◆ **Work instructions**
Collect every line that includes the string "ЧАСТЕЙ".

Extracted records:

= = =

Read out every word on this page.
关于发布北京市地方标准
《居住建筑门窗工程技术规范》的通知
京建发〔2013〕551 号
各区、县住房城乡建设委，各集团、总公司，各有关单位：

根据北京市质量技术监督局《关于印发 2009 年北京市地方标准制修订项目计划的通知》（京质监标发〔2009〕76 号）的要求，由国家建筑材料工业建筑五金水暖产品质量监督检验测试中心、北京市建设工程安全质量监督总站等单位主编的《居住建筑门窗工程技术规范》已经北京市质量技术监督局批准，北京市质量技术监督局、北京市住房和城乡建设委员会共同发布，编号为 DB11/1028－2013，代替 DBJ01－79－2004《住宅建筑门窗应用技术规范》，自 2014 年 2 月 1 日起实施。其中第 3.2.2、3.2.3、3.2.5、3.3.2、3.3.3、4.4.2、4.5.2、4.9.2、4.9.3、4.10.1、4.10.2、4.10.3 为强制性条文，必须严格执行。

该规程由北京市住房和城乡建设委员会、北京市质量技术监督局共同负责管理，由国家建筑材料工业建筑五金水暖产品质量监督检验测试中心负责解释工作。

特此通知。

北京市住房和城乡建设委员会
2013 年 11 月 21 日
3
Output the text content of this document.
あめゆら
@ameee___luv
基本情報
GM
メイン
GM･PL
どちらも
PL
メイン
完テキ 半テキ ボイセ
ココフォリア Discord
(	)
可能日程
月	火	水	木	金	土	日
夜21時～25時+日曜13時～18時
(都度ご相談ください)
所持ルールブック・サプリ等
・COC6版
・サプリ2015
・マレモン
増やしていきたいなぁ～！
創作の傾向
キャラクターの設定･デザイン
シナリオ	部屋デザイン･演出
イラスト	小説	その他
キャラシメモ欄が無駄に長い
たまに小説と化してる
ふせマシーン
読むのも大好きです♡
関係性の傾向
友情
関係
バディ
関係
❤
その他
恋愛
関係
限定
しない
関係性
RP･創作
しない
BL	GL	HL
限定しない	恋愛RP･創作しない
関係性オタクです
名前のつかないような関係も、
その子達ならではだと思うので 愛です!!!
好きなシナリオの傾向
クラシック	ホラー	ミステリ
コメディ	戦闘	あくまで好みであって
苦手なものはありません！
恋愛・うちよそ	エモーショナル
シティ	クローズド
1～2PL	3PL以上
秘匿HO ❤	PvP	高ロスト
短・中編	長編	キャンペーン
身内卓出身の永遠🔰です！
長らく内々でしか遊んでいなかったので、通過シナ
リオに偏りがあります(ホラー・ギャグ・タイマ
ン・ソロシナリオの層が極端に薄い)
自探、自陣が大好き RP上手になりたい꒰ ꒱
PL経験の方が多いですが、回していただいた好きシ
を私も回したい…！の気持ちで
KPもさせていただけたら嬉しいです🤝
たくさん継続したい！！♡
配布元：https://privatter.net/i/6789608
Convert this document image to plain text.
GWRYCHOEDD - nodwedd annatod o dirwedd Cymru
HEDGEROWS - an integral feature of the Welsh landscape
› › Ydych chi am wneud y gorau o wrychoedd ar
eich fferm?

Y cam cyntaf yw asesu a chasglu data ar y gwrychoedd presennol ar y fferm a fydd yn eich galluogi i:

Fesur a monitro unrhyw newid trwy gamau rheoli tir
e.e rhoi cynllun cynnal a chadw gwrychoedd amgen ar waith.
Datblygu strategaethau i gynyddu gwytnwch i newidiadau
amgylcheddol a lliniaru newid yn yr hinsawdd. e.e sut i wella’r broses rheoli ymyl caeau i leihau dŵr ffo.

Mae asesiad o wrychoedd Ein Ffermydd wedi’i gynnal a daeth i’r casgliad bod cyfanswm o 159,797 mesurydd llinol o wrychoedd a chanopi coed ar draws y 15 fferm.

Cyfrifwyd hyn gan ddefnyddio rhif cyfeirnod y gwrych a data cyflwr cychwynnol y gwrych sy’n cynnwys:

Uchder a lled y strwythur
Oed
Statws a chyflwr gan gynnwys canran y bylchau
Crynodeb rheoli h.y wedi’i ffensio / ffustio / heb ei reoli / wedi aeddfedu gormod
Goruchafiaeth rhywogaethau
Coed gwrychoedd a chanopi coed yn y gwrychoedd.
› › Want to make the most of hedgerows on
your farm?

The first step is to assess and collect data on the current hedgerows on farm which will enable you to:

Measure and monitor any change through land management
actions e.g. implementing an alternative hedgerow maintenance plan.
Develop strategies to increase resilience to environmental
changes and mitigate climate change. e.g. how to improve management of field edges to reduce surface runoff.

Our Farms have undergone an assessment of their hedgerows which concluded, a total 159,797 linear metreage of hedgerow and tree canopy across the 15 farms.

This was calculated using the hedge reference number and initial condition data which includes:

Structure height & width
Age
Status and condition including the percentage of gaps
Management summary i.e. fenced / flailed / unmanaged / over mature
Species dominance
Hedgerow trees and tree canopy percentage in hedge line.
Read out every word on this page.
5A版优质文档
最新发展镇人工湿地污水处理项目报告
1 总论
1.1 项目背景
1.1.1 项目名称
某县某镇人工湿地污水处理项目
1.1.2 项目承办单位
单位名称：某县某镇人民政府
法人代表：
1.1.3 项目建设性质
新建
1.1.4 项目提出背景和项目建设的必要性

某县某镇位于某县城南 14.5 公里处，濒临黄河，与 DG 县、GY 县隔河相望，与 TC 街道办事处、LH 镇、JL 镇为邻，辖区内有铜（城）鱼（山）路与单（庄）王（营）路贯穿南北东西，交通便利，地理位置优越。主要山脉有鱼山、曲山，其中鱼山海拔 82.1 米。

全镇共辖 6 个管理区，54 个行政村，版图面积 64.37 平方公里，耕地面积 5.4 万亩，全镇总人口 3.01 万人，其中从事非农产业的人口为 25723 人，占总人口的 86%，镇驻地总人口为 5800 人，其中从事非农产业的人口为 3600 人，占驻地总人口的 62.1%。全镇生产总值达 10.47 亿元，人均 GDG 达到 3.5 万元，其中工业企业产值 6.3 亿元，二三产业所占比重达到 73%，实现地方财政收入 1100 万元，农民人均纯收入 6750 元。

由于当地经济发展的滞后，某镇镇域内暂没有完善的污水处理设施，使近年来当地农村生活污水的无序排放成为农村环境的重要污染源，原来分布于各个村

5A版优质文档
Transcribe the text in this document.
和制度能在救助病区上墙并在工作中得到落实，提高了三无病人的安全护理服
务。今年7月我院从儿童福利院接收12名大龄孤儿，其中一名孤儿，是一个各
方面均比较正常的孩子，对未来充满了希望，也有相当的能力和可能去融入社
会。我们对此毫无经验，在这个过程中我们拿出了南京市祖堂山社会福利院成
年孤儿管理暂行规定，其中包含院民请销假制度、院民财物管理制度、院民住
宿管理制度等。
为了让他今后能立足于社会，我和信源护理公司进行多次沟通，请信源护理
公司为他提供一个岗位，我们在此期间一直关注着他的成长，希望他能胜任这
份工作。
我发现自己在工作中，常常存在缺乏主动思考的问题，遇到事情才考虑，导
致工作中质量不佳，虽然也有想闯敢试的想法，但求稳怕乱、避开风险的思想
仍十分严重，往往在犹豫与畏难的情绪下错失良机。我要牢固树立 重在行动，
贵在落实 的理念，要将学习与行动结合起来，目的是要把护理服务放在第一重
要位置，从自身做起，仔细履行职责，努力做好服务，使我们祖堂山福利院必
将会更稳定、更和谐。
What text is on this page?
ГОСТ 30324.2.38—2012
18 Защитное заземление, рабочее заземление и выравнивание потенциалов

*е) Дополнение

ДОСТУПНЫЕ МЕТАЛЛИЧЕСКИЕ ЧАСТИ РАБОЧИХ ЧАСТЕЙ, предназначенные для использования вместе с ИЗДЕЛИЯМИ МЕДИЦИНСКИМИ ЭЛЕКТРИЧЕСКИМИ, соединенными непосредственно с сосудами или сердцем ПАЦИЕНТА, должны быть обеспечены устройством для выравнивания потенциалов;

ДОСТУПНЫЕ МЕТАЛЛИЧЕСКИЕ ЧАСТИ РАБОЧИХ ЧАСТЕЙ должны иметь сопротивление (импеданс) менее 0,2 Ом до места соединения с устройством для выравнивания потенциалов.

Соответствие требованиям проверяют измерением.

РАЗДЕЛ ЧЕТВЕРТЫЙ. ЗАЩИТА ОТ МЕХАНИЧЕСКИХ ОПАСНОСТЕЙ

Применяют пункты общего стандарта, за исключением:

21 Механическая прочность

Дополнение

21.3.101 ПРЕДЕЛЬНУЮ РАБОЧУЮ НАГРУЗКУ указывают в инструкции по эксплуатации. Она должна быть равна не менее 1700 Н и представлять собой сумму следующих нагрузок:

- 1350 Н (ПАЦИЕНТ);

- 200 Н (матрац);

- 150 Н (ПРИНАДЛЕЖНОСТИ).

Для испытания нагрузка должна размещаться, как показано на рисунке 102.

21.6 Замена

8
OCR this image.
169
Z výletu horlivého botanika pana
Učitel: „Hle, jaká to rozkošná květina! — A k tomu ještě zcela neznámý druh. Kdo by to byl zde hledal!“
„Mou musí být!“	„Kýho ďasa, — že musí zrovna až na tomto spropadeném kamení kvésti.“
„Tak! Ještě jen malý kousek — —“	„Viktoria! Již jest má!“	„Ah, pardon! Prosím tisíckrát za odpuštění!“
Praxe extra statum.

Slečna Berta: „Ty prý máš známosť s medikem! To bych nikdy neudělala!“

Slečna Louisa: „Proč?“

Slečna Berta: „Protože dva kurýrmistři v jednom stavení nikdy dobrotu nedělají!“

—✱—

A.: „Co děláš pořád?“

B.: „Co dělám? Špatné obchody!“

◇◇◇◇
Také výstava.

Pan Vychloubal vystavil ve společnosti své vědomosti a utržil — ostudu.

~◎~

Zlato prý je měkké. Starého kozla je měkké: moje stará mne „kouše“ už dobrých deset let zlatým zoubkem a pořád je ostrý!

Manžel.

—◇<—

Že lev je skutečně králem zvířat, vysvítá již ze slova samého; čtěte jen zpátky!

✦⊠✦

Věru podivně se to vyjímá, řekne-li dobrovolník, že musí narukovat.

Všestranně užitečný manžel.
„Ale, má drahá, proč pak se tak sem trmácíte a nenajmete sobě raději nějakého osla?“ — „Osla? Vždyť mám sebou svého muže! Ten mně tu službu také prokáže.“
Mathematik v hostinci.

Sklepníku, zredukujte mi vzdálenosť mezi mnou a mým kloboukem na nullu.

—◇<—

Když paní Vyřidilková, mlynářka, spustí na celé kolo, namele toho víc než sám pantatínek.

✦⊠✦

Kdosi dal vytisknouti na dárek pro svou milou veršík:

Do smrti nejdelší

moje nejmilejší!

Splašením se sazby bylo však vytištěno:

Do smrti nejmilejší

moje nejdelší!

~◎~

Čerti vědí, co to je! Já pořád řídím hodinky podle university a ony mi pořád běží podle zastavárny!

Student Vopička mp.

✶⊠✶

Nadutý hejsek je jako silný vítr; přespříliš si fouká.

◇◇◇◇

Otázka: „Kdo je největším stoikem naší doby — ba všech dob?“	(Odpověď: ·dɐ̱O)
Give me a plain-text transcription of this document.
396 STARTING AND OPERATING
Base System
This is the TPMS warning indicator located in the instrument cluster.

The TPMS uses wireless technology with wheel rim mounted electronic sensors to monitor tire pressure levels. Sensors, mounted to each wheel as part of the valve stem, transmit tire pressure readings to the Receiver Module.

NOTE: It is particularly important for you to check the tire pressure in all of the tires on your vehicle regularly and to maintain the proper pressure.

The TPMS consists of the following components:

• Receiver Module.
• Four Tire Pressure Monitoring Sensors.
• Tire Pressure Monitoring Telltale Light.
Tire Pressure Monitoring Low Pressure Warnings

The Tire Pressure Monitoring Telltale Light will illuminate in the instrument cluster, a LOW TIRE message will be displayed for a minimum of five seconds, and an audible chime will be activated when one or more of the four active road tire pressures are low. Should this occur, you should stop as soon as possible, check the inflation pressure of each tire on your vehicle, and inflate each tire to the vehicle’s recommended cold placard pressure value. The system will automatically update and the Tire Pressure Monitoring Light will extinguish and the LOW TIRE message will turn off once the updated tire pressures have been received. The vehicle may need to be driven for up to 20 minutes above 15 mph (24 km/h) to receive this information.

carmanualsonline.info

= = =

◆ **Answer to the exercise**
ДОСТУПНЫЕ МЕТАЛЛИЧЕСКИЕ ЧАСТИ РАБОЧИХ ЧАСТЕЙ, предназначенные для использования вместе с ИЗДЕЛИЯМИ МЕДИЦИНСКИМИ ЭЛЕКТРИЧЕСКИМИ, соединенными непосредственно с сосудами или сердцем ПАЦИЕНТА, должны быть обеспечены устройством для выравнивания потенциалов;
ДОСТУПНЫЕ МЕТАЛЛИЧЕСКИЕ ЧАСТИ РАБОЧИХ ЧАСТЕЙ должны иметь сопротивление (импеданс) менее 0,2 Ом до места соединения с устройством для выравнивания потенциалов.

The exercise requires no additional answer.